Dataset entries
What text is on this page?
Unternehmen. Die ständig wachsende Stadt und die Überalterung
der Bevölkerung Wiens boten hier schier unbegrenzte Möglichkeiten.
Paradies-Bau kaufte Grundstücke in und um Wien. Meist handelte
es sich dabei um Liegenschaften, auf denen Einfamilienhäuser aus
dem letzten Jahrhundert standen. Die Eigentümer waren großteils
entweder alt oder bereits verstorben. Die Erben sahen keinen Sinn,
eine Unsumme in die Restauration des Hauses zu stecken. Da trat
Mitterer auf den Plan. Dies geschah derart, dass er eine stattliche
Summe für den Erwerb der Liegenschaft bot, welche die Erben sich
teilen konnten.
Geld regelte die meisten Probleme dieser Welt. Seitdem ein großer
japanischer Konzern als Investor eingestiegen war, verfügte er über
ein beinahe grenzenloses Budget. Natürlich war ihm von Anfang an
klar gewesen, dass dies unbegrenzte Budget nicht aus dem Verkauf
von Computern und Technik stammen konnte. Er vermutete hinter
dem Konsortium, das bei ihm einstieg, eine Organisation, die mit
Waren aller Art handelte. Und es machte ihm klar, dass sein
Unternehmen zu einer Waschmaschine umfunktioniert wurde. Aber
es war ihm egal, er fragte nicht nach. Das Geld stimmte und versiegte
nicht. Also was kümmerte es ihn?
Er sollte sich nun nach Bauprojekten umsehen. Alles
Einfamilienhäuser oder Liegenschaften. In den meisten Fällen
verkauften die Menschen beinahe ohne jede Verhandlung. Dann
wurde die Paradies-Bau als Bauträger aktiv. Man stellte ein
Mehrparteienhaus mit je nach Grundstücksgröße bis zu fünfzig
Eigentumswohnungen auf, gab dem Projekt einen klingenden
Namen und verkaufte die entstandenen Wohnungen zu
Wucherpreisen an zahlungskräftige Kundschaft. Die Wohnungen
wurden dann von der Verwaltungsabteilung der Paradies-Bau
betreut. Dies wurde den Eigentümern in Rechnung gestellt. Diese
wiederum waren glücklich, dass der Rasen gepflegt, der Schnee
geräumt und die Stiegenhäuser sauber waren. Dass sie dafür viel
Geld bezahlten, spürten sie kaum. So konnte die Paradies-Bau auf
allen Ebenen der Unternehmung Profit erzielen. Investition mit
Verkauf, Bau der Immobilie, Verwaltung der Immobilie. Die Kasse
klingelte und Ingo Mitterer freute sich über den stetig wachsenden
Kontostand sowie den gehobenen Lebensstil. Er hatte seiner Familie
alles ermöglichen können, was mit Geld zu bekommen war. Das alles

THE EXERCISE
Reproduce each line of the entries in which the word "nach" is found.

REPLY TO THE EXERCISE
es war ihm egal, er fragte nicht nach. Das Geld stimmte und versiegte
Er sollte sich nun nach Bauprojekten umsehen. Alles
Mehrparteienhaus mit je nach Grundstücksgröße bis zu fünfzig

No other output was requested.